Rumusan Soal: Perbarui bagian kutipan tentang pengujian UU ASN di bawah, yaitu bagian yang diawali kata-kata yang memuat "Dalam uraian permohonannya, para" dan diakhiri "huruf e UU ASN.". Ganti "harta benda" dengan "harta milik".

Kutipan Terpilih:
****
11 orang hakim ad hoc dari berbagai daerah di
Indonesia yang dipimpin oleh DR. Gazalba Saleh, S.H., M.H., dkk., pada
tanggal 6
Maret 2014 mengajukan permohonan pengujian Undang-Undang Pasal 122 huruf e Undang-Undang
Nomor 5 Tahun 2014 tentang Aparatur Sipil Negara (UU ASN) yang menyatakan, “Pejabat negara sebagaimana dimaksud dalam
Pasal 121 yaitu: ...
e.
Ketua, wakil ketua, ketua muda dan hakim agung pada Mahkamah Agung serta ketua,
wakil ketua, dan hakim pada semua badan peradilan kecuali hakim ad hoc;”
Dalam uraian permohonannya, para
Pemohon beranggapan telah dirugikan hak konstitusionalnya untuk mendapatkan pengakuan, jaminan, perlindungan, dan
kepastian hukum yang adil serta perlakuan yang sama di hadapan hukum dan untuk
mendapatkan hak atas perlindungan
diri pribadi, keluarga, kehormatan, martabat, dan harta benda yang di bawah
kekuasaannya, serta hak atas rasa aman dan perlindungan dari ancaman ketakutan
untuk berbuat atau tidak berbuat sesuatu yang merupakan hak asasi dengan berlakunya Pasal 122 huruf e UU ASN.
****
Entri Data:
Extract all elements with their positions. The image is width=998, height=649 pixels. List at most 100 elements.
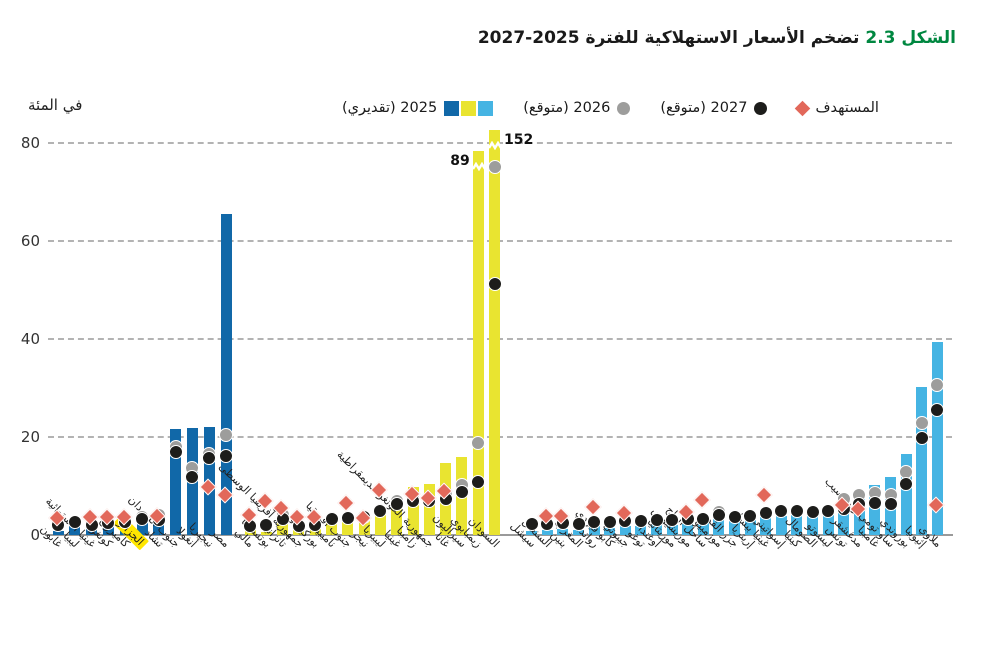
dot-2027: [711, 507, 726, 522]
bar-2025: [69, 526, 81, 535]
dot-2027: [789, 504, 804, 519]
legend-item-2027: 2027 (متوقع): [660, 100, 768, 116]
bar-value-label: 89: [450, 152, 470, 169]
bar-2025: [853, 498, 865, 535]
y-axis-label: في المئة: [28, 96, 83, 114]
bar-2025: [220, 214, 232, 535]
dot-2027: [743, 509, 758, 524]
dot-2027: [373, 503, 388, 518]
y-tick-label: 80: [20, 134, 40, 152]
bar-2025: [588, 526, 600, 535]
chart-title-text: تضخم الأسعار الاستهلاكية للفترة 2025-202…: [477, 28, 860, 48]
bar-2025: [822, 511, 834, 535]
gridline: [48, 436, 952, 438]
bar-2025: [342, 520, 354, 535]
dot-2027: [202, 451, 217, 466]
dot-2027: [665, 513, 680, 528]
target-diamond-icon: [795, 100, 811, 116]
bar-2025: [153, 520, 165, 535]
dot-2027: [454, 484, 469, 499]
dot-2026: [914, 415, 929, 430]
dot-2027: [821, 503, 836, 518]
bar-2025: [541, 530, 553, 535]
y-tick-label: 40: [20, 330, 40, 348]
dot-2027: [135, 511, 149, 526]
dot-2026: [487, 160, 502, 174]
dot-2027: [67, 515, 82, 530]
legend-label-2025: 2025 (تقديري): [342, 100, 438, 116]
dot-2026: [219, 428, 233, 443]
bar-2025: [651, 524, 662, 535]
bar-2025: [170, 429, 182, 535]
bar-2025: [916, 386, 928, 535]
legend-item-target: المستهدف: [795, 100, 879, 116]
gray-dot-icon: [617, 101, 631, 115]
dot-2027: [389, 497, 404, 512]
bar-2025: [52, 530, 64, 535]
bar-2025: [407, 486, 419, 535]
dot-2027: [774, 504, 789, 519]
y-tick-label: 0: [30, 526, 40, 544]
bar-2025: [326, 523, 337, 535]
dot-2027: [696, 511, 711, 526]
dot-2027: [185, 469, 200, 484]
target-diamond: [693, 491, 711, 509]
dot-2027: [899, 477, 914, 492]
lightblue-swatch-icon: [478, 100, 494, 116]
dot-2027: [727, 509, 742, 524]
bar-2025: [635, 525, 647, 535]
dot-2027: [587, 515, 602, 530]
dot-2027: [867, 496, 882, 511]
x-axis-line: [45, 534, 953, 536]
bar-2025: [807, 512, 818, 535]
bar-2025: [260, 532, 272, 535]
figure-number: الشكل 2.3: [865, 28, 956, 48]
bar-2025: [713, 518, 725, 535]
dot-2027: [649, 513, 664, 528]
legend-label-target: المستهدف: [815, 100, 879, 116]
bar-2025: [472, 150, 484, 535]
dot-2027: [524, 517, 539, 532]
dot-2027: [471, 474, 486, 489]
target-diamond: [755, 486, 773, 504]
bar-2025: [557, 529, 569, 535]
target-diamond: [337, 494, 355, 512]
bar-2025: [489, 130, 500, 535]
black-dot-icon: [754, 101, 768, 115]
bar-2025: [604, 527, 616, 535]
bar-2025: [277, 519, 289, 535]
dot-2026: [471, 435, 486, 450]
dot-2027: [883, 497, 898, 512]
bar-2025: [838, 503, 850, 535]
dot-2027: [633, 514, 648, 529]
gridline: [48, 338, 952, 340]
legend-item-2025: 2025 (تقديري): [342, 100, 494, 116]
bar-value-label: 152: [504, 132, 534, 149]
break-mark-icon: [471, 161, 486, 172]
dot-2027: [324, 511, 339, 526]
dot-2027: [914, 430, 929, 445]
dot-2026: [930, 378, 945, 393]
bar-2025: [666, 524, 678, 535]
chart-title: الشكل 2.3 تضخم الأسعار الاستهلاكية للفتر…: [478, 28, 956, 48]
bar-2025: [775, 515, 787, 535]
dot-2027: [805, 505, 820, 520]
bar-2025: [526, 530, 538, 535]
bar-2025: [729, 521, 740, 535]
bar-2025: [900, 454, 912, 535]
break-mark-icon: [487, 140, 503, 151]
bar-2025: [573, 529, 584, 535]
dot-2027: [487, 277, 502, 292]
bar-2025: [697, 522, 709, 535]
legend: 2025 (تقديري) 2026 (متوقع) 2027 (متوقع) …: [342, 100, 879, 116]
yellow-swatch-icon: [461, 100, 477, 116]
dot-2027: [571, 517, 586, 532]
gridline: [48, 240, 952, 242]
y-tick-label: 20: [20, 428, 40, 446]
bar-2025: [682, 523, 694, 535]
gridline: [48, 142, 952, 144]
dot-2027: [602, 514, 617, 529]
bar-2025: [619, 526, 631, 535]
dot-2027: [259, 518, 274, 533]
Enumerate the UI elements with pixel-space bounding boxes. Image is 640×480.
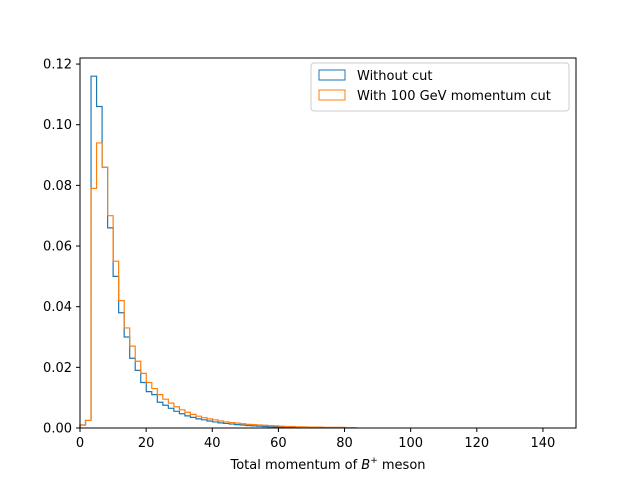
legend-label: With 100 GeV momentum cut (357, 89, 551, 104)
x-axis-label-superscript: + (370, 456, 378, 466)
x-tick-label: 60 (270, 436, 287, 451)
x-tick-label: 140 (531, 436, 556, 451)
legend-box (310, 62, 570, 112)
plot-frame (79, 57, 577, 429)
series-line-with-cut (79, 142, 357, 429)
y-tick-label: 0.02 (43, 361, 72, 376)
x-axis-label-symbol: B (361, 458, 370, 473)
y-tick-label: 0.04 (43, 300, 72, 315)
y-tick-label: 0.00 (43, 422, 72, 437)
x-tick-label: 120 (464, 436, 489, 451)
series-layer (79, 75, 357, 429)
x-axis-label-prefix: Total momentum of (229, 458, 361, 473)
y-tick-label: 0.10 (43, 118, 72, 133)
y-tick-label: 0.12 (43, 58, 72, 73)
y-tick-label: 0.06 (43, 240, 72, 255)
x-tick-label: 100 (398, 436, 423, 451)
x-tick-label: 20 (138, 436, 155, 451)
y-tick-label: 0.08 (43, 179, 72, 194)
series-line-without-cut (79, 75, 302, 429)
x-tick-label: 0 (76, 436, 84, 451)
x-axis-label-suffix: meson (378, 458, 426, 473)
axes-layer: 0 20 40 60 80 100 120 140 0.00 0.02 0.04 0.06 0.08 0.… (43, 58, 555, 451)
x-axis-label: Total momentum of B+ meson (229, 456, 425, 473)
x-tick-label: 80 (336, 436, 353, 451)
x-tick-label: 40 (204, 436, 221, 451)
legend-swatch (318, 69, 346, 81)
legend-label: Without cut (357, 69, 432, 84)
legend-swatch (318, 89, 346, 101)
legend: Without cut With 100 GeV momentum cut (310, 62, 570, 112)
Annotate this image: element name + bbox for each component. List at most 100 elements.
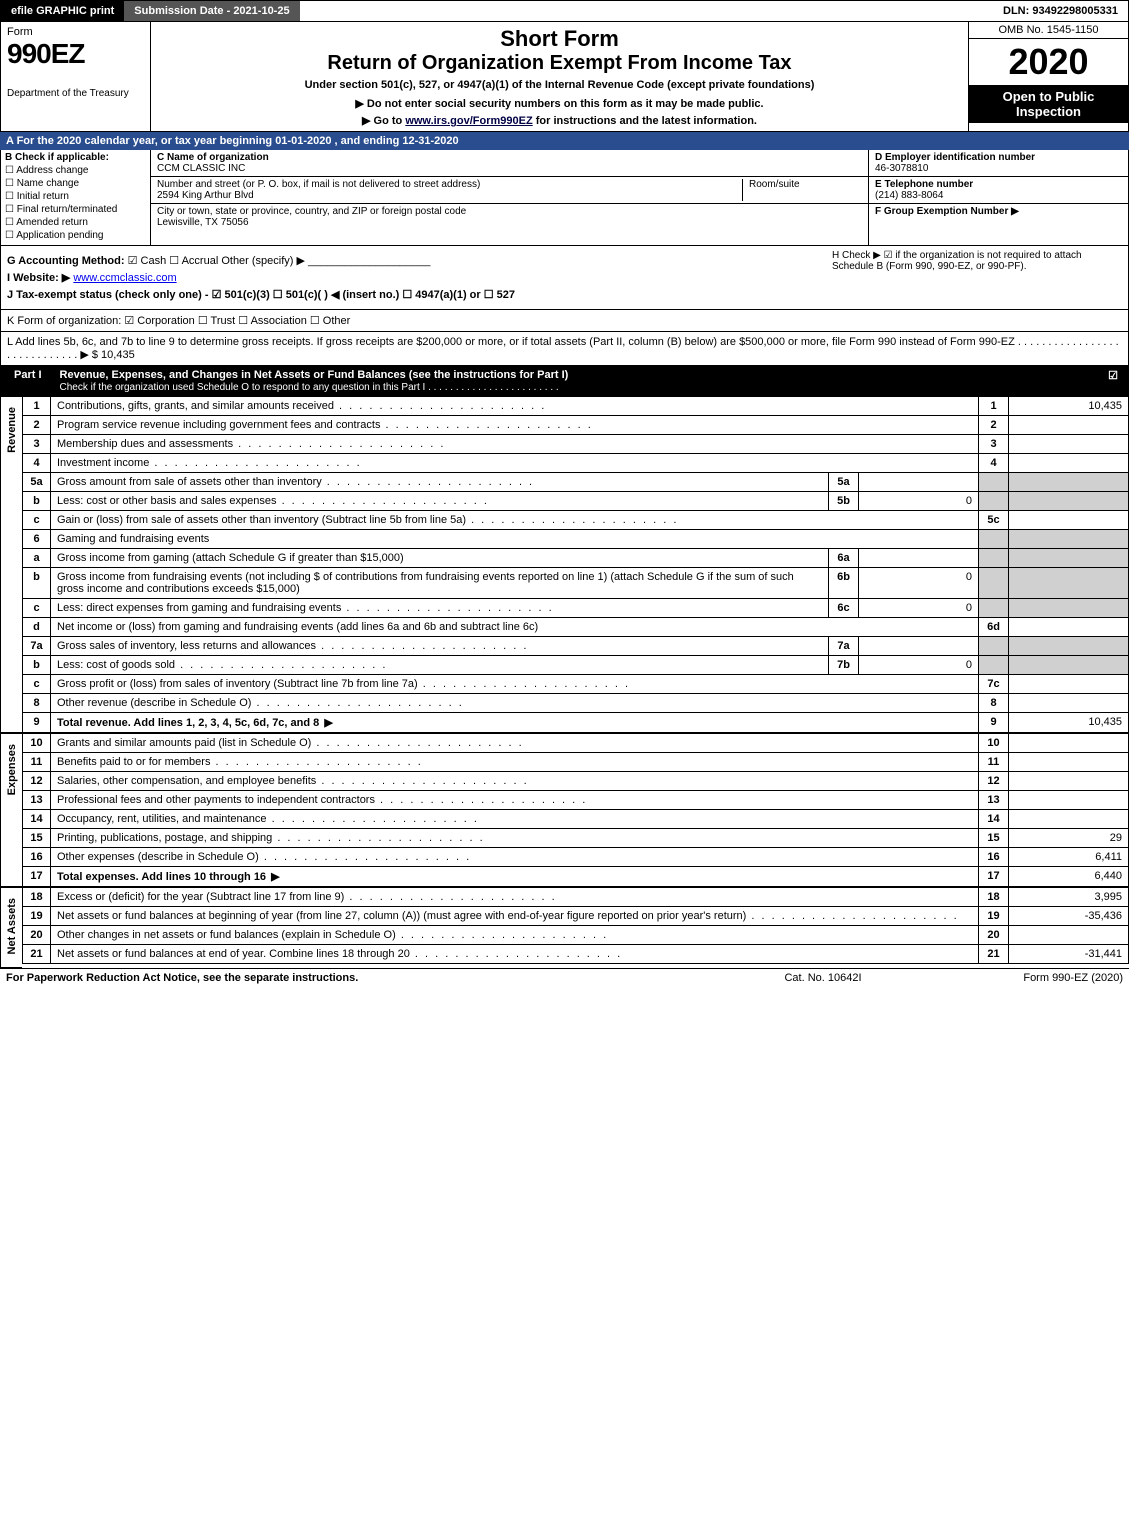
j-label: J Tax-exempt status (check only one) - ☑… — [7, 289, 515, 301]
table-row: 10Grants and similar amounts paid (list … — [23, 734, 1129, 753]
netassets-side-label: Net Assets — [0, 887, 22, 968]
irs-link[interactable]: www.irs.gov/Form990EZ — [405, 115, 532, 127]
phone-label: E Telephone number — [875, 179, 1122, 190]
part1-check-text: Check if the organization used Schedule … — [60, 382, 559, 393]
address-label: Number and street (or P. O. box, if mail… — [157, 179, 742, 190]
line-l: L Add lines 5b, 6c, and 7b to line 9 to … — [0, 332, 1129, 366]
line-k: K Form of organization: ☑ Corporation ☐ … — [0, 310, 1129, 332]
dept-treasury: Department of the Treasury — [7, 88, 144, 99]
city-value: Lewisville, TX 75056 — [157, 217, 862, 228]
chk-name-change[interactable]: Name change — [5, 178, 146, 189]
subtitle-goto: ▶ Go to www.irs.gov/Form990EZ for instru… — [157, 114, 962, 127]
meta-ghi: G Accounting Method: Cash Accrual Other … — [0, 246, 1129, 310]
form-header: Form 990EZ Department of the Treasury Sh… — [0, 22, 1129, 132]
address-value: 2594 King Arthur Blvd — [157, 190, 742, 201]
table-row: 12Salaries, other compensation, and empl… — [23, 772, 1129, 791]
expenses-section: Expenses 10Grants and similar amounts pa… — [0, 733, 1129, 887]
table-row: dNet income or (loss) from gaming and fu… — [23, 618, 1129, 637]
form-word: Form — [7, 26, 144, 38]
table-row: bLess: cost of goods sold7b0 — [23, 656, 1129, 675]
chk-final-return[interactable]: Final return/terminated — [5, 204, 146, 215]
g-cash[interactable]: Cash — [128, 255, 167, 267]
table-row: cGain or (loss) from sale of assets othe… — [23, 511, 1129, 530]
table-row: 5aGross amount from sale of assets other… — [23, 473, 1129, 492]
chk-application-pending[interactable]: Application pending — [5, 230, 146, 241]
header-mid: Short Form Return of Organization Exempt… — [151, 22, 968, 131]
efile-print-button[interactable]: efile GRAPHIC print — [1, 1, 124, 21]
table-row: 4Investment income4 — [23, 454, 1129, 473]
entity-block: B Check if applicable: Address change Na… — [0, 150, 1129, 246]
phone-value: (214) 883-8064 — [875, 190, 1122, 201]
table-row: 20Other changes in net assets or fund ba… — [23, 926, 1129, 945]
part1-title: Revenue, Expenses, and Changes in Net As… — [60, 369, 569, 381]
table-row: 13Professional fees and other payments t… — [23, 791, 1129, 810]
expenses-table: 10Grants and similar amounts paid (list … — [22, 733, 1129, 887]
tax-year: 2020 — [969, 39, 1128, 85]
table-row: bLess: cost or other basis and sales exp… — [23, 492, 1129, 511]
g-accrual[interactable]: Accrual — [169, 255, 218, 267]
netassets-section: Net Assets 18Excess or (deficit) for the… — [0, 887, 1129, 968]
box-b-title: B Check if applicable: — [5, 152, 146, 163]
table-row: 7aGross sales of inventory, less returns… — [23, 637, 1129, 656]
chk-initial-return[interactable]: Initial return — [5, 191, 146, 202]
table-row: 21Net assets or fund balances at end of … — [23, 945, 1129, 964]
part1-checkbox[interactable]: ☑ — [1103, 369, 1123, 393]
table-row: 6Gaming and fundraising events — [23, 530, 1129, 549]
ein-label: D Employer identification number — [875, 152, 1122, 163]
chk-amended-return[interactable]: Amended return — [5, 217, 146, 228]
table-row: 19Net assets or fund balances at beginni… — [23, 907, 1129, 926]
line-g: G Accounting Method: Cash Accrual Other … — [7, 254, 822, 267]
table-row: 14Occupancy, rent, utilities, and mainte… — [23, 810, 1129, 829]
****
Hasil Tugas:
Dalam uraian permohonannya, para
Pemohon beranggapan telah dirugikan hak konstitusionalnya untuk mendapatkan pengakuan, jaminan, perlindungan, dan
kepastian hukum yang adil serta perlakuan yang sama di hadapan hukum dan untuk
mendapatkan hak atas perlindungan
diri pribadi, keluarga, kehormatan, martabat, dan harta milik yang di bawah
kekuasaannya, serta hak atas rasa aman dan perlindungan dari ancaman ketakutan
untuk berbuat atau tidak berbuat sesuatu yang merupakan hak asasi dengan berlakunya Pasal 122 huruf e UU ASN.